» **Description of the task**
Leaving out the pictures, transcribe all of the records faithfully.

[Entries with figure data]
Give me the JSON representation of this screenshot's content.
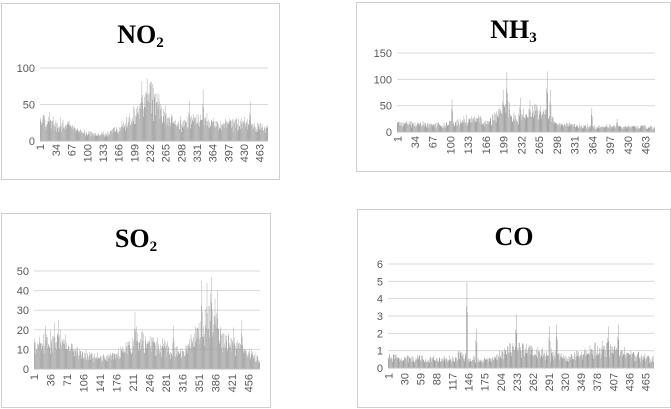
{
  "chart_data": [
    {
      "type": "bar",
      "title_main": "NO",
      "title_sub": "2",
      "ylim": [
        0,
        100
      ],
      "yticks": [
        "0",
        "50",
        "100"
      ],
      "xticks": [
        "1",
        "34",
        "67",
        "100",
        "133",
        "166",
        "199",
        "232",
        "265",
        "298",
        "331",
        "364",
        "397",
        "430",
        "463"
      ],
      "n": 480,
      "profile": [
        [
          1,
          35
        ],
        [
          20,
          30
        ],
        [
          60,
          22
        ],
        [
          100,
          12
        ],
        [
          140,
          10
        ],
        [
          165,
          18
        ],
        [
          190,
          30
        ],
        [
          210,
          55
        ],
        [
          230,
          68
        ],
        [
          245,
          60
        ],
        [
          265,
          38
        ],
        [
          290,
          25
        ],
        [
          320,
          30
        ],
        [
          340,
          34
        ],
        [
          380,
          25
        ],
        [
          430,
          28
        ],
        [
          480,
          18
        ]
      ],
      "peaks": [
        [
          215,
          82
        ],
        [
          226,
          86
        ],
        [
          238,
          78
        ],
        [
          251,
          64
        ],
        [
          315,
          55
        ],
        [
          344,
          70
        ],
        [
          443,
          54
        ]
      ],
      "grid": true,
      "legend": "none"
    },
    {
      "type": "bar",
      "title_main": "NH",
      "title_sub": "3",
      "ylim": [
        0,
        150
      ],
      "yticks": [
        "0",
        "50",
        "100",
        "150"
      ],
      "xticks": [
        "1",
        "34",
        "67",
        "100",
        "133",
        "166",
        "199",
        "232",
        "265",
        "298",
        "331",
        "364",
        "397",
        "430",
        "463"
      ],
      "n": 480,
      "profile": [
        [
          1,
          18
        ],
        [
          40,
          17
        ],
        [
          90,
          16
        ],
        [
          120,
          24
        ],
        [
          150,
          28
        ],
        [
          170,
          18
        ],
        [
          185,
          35
        ],
        [
          205,
          60
        ],
        [
          215,
          32
        ],
        [
          240,
          35
        ],
        [
          260,
          45
        ],
        [
          280,
          40
        ],
        [
          295,
          18
        ],
        [
          330,
          13
        ],
        [
          380,
          11
        ],
        [
          430,
          12
        ],
        [
          480,
          10
        ]
      ],
      "peaks": [
        [
          103,
          62
        ],
        [
          198,
          80
        ],
        [
          205,
          114
        ],
        [
          230,
          65
        ],
        [
          248,
          60
        ],
        [
          280,
          115
        ],
        [
          286,
          80
        ],
        [
          363,
          45
        ],
        [
          410,
          25
        ]
      ],
      "grid": true,
      "legend": "none"
    },
    {
      "type": "bar",
      "title_main": "SO",
      "title_sub": "2",
      "ylim": [
        0,
        50
      ],
      "yticks": [
        "0",
        "10",
        "20",
        "30",
        "40",
        "50"
      ],
      "xticks": [
        "1",
        "36",
        "71",
        "106",
        "141",
        "176",
        "211",
        "246",
        "281",
        "316",
        "351",
        "386",
        "421",
        "456"
      ],
      "n": 480,
      "profile": [
        [
          1,
          13
        ],
        [
          30,
          16
        ],
        [
          60,
          17
        ],
        [
          90,
          9
        ],
        [
          140,
          7
        ],
        [
          175,
          8
        ],
        [
          200,
          13
        ],
        [
          220,
          18
        ],
        [
          250,
          14
        ],
        [
          280,
          12
        ],
        [
          320,
          10
        ],
        [
          345,
          20
        ],
        [
          370,
          27
        ],
        [
          385,
          29
        ],
        [
          400,
          18
        ],
        [
          440,
          12
        ],
        [
          480,
          5
        ]
      ],
      "peaks": [
        [
          25,
          22
        ],
        [
          52,
          25
        ],
        [
          215,
          29
        ],
        [
          297,
          22
        ],
        [
          357,
          45
        ],
        [
          368,
          44
        ],
        [
          378,
          47
        ],
        [
          390,
          40
        ],
        [
          442,
          25
        ]
      ],
      "grid": true,
      "legend": "none"
    },
    {
      "type": "bar",
      "title_main": "CO",
      "title_sub": "",
      "ylim": [
        0,
        6
      ],
      "yticks": [
        "0",
        "1",
        "2",
        "3",
        "4",
        "5",
        "6"
      ],
      "xticks": [
        "1",
        "30",
        "59",
        "88",
        "117",
        "146",
        "175",
        "204",
        "233",
        "262",
        "291",
        "320",
        "349",
        "378",
        "407",
        "436",
        "465"
      ],
      "n": 480,
      "profile": [
        [
          1,
          0.7
        ],
        [
          60,
          0.65
        ],
        [
          100,
          0.55
        ],
        [
          120,
          0.6
        ],
        [
          130,
          1.0
        ],
        [
          150,
          0.6
        ],
        [
          175,
          0.55
        ],
        [
          200,
          0.8
        ],
        [
          230,
          1.35
        ],
        [
          260,
          1.05
        ],
        [
          290,
          0.9
        ],
        [
          320,
          0.7
        ],
        [
          350,
          0.9
        ],
        [
          380,
          1.25
        ],
        [
          410,
          1.2
        ],
        [
          440,
          0.8
        ],
        [
          480,
          0.6
        ]
      ],
      "peaks": [
        [
          143,
          4.95
        ],
        [
          160,
          2.25
        ],
        [
          232,
          3.1
        ],
        [
          292,
          2.4
        ],
        [
          305,
          2.5
        ],
        [
          398,
          2.4
        ],
        [
          416,
          2.5
        ]
      ],
      "grid": true,
      "legend": "none"
    }
  ]
}
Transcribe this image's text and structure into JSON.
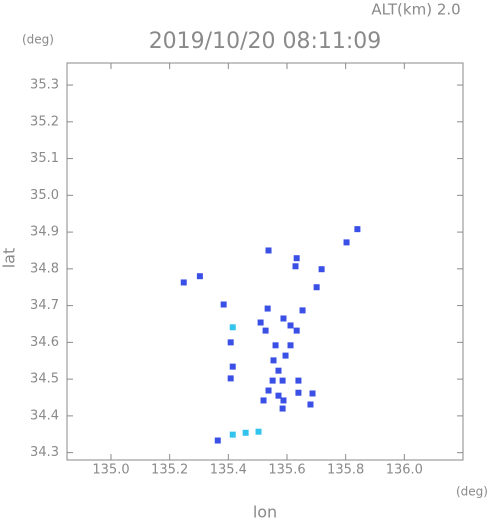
{
  "chart_data": {
    "type": "scatter",
    "title": "2019/10/20 08:11:09",
    "subtitle": "ALT(km) 2.0",
    "x_label": "lon",
    "y_label": "lat",
    "x_unit": "(deg)",
    "y_unit": "(deg)",
    "xlim": [
      134.85,
      136.2
    ],
    "ylim": [
      34.28,
      35.36
    ],
    "xticks": [
      {
        "value": 135,
        "label": "135.0"
      },
      135.2,
      135.4,
      135.6,
      135.8,
      {
        "value": 136,
        "label": "136.0"
      }
    ],
    "yticks": [
      34.3,
      34.4,
      34.5,
      34.6,
      34.7,
      34.8,
      34.9,
      {
        "value": 35,
        "label": "35.0"
      },
      35.1,
      35.2,
      35.3
    ],
    "series": [
      {
        "color": "#3a4fe6",
        "x": [
          135.248,
          135.303,
          135.384,
          135.537,
          135.633,
          135.629,
          135.718,
          135.803,
          135.84,
          135.701,
          135.534,
          135.51,
          135.527,
          135.588,
          135.612,
          135.653,
          135.633,
          135.561,
          135.595,
          135.612,
          135.554,
          135.571,
          135.551,
          135.585,
          135.537,
          135.571,
          135.52,
          135.588,
          135.639,
          135.639,
          135.687,
          135.68,
          135.415,
          135.408,
          135.585,
          135.364,
          135.408
        ],
        "values": [
          34.763,
          34.78,
          34.703,
          34.85,
          34.829,
          34.807,
          34.799,
          34.872,
          34.908,
          34.75,
          34.692,
          34.654,
          34.632,
          34.665,
          34.646,
          34.687,
          34.632,
          34.592,
          34.564,
          34.592,
          34.551,
          34.523,
          34.496,
          34.496,
          34.469,
          34.455,
          34.442,
          34.442,
          34.496,
          34.463,
          34.461,
          34.431,
          34.534,
          34.502,
          34.42,
          34.333,
          34.6
        ]
      },
      {
        "color": "#33c4ee",
        "x": [
          135.415,
          135.415,
          135.459,
          135.503
        ],
        "values": [
          34.641,
          34.349,
          34.354,
          34.357
        ]
      }
    ]
  }
}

» **Reply to the task**
Give me the JSON representation of this screenshot's content.
{
  "chart_data": [
    {
      "type": "bar",
      "title_main": "NO",
      "title_sub": "2",
      "ylim": [
        0,
        100
      ],
      "yticks": [
        "0",
        "50",
        "100"
      ],
      "xticks": [
        "1",
        "34",
        "67",
        "100",
        "133",
        "166",
        "199",
        "232",
        "265",
        "298",
        "331",
        "364",
        "397",
        "430",
        "463"
      ],
      "n": 480,
      "profile": [
        [
          1,
          35
        ],
        [
          20,
          30
        ],
        [
          60,
          22
        ],
        [
          100,
          12
        ],
        [
          140,
          10
        ],
        [
          165,
          18
        ],
        [
          190,
          30
        ],
        [
          210,
          55
        ],
        [
          230,
          68
        ],
        [
          245,
          60
        ],
        [
          265,
          38
        ],
        [
          290,
          25
        ],
        [
          320,
          30
        ],
        [
          340,
          34
        ],
        [
          380,
          25
        ],
        [
          430,
          28
        ],
        [
          480,
          18
        ]
      ],
      "peaks": [
        [
          215,
          82
        ],
        [
          226,
          86
        ],
        [
          238,
          78
        ],
        [
          251,
          64
        ],
        [
          315,
          55
        ],
        [
          344,
          70
        ],
        [
          443,
          54
        ]
      ],
      "grid": true,
      "legend": "none"
    },
    {
      "type": "bar",
      "title_main": "NH",
      "title_sub": "3",
      "ylim": [
        0,
        150
      ],
      "yticks": [
        "0",
        "50",
        "100",
        "150"
      ],
      "xticks": [
        "1",
        "34",
        "67",
        "100",
        "133",
        "166",
        "199",
        "232",
        "265",
        "298",
        "331",
        "364",
        "397",
        "430",
        "463"
      ],
      "n": 480,
      "profile": [
        [
          1,
          18
        ],
        [
          40,
          17
        ],
        [
          90,
          16
        ],
        [
          120,
          24
        ],
        [
          150,
          28
        ],
        [
          170,
          18
        ],
        [
          185,
          35
        ],
        [
          205,
          60
        ],
        [
          215,
          32
        ],
        [
          240,
          35
        ],
        [
          260,
          45
        ],
        [
          280,
          40
        ],
        [
          295,
          18
        ],
        [
          330,
          13
        ],
        [
          380,
          11
        ],
        [
          430,
          12
        ],
        [
          480,
          10
        ]
      ],
      "peaks": [
        [
          103,
          62
        ],
        [
          198,
          80
        ],
        [
          205,
          114
        ],
        [
          230,
          65
        ],
        [
          248,
          60
        ],
        [
          280,
          115
        ],
        [
          286,
          80
        ],
        [
          363,
          45
        ],
        [
          410,
          25
        ]
      ],
      "grid": true,
      "legend": "none"
    },
    {
      "type": "bar",
      "title_main": "SO",
      "title_sub": "2",
      "ylim": [
        0,
        50
      ],
      "yticks": [
        "0",
        "10",
        "20",
        "30",
        "40",
        "50"
      ],
      "xticks": [
        "1",
        "36",
        "71",
        "106",
        "141",
        "176",
        "211",
        "246",
        "281",
        "316",
        "351",
        "386",
        "421",
        "456"
      ],
      "n": 480,
      "profile": [
        [
          1,
          13
        ],
        [
          30,
          16
        ],
        [
          60,
          17
        ],
        [
          90,
          9
        ],
        [
          140,
          7
        ],
        [
          175,
          8
        ],
        [
          200,
          13
        ],
        [
          220,
          18
        ],
        [
          250,
          14
        ],
        [
          280,
          12
        ],
        [
          320,
          10
        ],
        [
          345,
          20
        ],
        [
          370,
          27
        ],
        [
          385,
          29
        ],
        [
          400,
          18
        ],
        [
          440,
          12
        ],
        [
          480,
          5
        ]
      ],
      "peaks": [
        [
          25,
          22
        ],
        [
          52,
          25
        ],
        [
          215,
          29
        ],
        [
          297,
          22
        ],
        [
          357,
          45
        ],
        [
          368,
          44
        ],
        [
          378,
          47
        ],
        [
          390,
          40
        ],
        [
          442,
          25
        ]
      ],
      "grid": true,
      "legend": "none"
    },
    {
      "type": "bar",
      "title_main": "CO",
      "title_sub": "",
      "ylim": [
        0,
        6
      ],
      "yticks": [
        "0",
        "1",
        "2",
        "3",
        "4",
        "5",
        "6"
      ],
      "xticks": [
        "1",
        "30",
        "59",
        "88",
        "117",
        "146",
        "175",
        "204",
        "233",
        "262",
        "291",
        "320",
        "349",
        "378",
        "407",
        "436",
        "465"
      ],
      "n": 480,
      "profile": [
        [
          1,
          0.7
        ],
        [
          60,
          0.65
        ],
        [
          100,
          0.55
        ],
        [
          120,
          0.6
        ],
        [
          130,
          1.0
        ],
        [
          150,
          0.6
        ],
        [
          175,
          0.55
        ],
        [
          200,
          0.8
        ],
        [
          230,
          1.35
        ],
        [
          260,
          1.05
        ],
        [
          290,
          0.9
        ],
        [
          320,
          0.7
        ],
        [
          350,
          0.9
        ],
        [
          380,
          1.25
        ],
        [
          410,
          1.2
        ],
        [
          440,
          0.8
        ],
        [
          480,
          0.6
        ]
      ],
      "peaks": [
        [
          143,
          4.95
        ],
        [
          160,
          2.25
        ],
        [
          232,
          3.1
        ],
        [
          292,
          2.4
        ],
        [
          305,
          2.5
        ],
        [
          398,
          2.4
        ],
        [
          416,
          2.5
        ]
      ],
      "grid": true,
      "legend": "none"
    }
  ]
}
Transcribe this image's text and structure into JSON.
{
  "chart_data": {
    "type": "scatter",
    "title": "2019/10/20 08:11:09",
    "subtitle": "ALT(km) 2.0",
    "x_label": "lon",
    "y_label": "lat",
    "x_unit": "(deg)",
    "y_unit": "(deg)",
    "xlim": [
      134.85,
      136.2
    ],
    "ylim": [
      34.28,
      35.36
    ],
    "xticks": [
      {
        "value": 135,
        "label": "135.0"
      },
      135.2,
      135.4,
      135.6,
      135.8,
      {
        "value": 136,
        "label": "136.0"
      }
    ],
    "yticks": [
      34.3,
      34.4,
      34.5,
      34.6,
      34.7,
      34.8,
      34.9,
      {
        "value": 35,
        "label": "35.0"
      },
      35.1,
      35.2,
      35.3
    ],
    "series": [
      {
        "color": "#3a4fe6",
        "x": [
          135.248,
          135.303,
          135.384,
          135.537,
          135.633,
          135.629,
          135.718,
          135.803,
          135.84,
          135.701,
          135.534,
          135.51,
          135.527,
          135.588,
          135.612,
          135.653,
          135.633,
          135.561,
          135.595,
          135.612,
          135.554,
          135.571,
          135.551,
          135.585,
          135.537,
          135.571,
          135.52,
          135.588,
          135.639,
          135.639,
          135.687,
          135.68,
          135.415,
          135.408,
          135.585,
          135.364,
          135.408
        ],
        "values": [
          34.763,
          34.78,
          34.703,
          34.85,
          34.829,
          34.807,
          34.799,
          34.872,
          34.908,
          34.75,
          34.692,
          34.654,
          34.632,
          34.665,
          34.646,
          34.687,
          34.632,
          34.592,
          34.564,
          34.592,
          34.551,
          34.523,
          34.496,
          34.496,
          34.469,
          34.455,
          34.442,
          34.442,
          34.496,
          34.463,
          34.461,
          34.431,
          34.534,
          34.502,
          34.42,
          34.333,
          34.6
        ]
      },
      {
        "color": "#33c4ee",
        "x": [
          135.415,
          135.415,
          135.459,
          135.503
        ],
        "values": [
          34.641,
          34.349,
          34.354,
          34.357
        ]
      }
    ]
  }
}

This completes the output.